* [Task]
Return the entries below verbatim. Pictures stay out.

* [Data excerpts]
━━━━━━━━━━━━━━━━━━━━━━━━━━━━━━

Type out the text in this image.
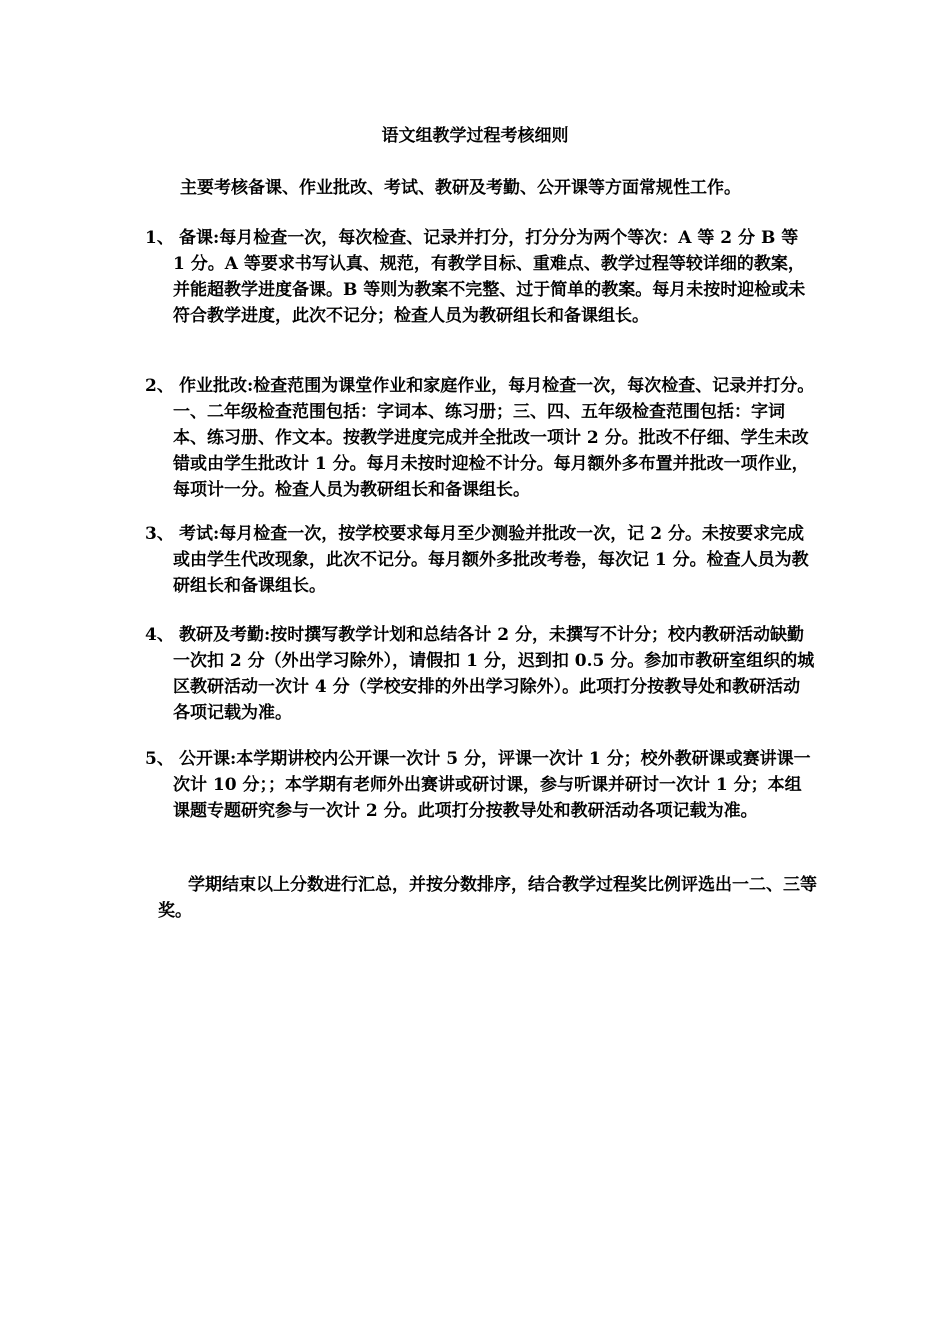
语文组教学过程考核细则
主要考核备课、作业批改、考试、教研及考勤、公开课等方面常规性工作。
1、 备课:每月检查一次，每次检查、记录并打分，打分分为两个等次：A 等 2 分 B 等 1 分。A 等要求书写认真、规范，有教学目标、重难点、教学过程等较详细的教案，并能超教学进度备课。B 等则为教案不完整、过于简单的教案。每月未按时迎检或未符合教学进度，此次不记分；检查人员为教研组长和备课组长。
2、 作业批改:检查范围为课堂作业和家庭作业，每月检查一次，每次检查、记录并打分。一、二年级检查范围包括：字词本、练习册；三、四、五年级检查范围包括：字词本、练习册、作文本。按教学进度完成并全批改一项计 2 分。批改不仔细、学生未改错或由学生批改计 1 分。每月未按时迎检不计分。每月额外多布置并批改一项作业，每项计一分。检查人员为教研组长和备课组长。
3、 考试:每月检查一次，按学校要求每月至少测验并批改一次，记 2 分。未按要求完成或由学生代改现象，此次不记分。每月额外多批改考卷，每次记 1 分。检查人员为教研组长和备课组长。
4、 教研及考勤:按时撰写教学计划和总结各计 2 分，未撰写不计分；校内教研活动缺勤一次扣 2 分（外出学习除外），请假扣 1 分，迟到扣 0.5 分。参加市教研室组织的城区教研活动一次计 4 分（学校安排的外出学习除外）。此项打分按教导处和教研活动各项记载为准。
5、 公开课:本学期讲校内公开课一次计 5 分，评课一次计 1 分；校外教研课或赛讲课一次计 10 分；；本学期有老师外出赛讲或研讨课，参与听课并研讨一次计 1 分；本组课题专题研究参与一次计 2 分。此项打分按教导处和教研活动各项记载为准。
学期结束以上分数进行汇总，并按分数排序，结合教学过程奖比例评选出一二、三等奖。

━━━━━━━━━━━━━━━━━━━━━━━━━━━━━━

* [Full response]
Type out the text in this image.
语文组教学过程考核细则
主要考核备课、作业批改、考试、教研及考勤、公开课等方面常规性工作。
1、 备课:每月检查一次，每次检查、记录并打分，打分分为两个等次：A 等 2 分 B 等 1 分。A 等要求书写认真、规范，有教学目标、重难点、教学过程等较详细的教案，并能超教学进度备课。B 等则为教案不完整、过于简单的教案。每月未按时迎检或未符合教学进度，此次不记分；检查人员为教研组长和备课组长。
2、 作业批改:检查范围为课堂作业和家庭作业，每月检查一次，每次检查、记录并打分。一、二年级检查范围包括：字词本、练习册；三、四、五年级检查范围包括：字词本、练习册、作文本。按教学进度完成并全批改一项计 2 分。批改不仔细、学生未改错或由学生批改计 1 分。每月未按时迎检不计分。每月额外多布置并批改一项作业，每项计一分。检查人员为教研组长和备课组长。
3、 考试:每月检查一次，按学校要求每月至少测验并批改一次，记 2 分。未按要求完成或由学生代改现象，此次不记分。每月额外多批改考卷，每次记 1 分。检查人员为教研组长和备课组长。
4、 教研及考勤:按时撰写教学计划和总结各计 2 分，未撰写不计分；校内教研活动缺勤一次扣 2 分（外出学习除外），请假扣 1 分，迟到扣 0.5 分。参加市教研室组织的城区教研活动一次计 4 分（学校安排的外出学习除外）。此项打分按教导处和教研活动各项记载为准。
5、 公开课:本学期讲校内公开课一次计 5 分，评课一次计 1 分；校外教研课或赛讲课一次计 10 分；；本学期有老师外出赛讲或研讨课，参与听课并研讨一次计 1 分；本组课题专题研究参与一次计 2 分。此项打分按教导处和教研活动各项记载为准。
学期结束以上分数进行汇总，并按分数排序，结合教学过程奖比例评选出一二、三等奖。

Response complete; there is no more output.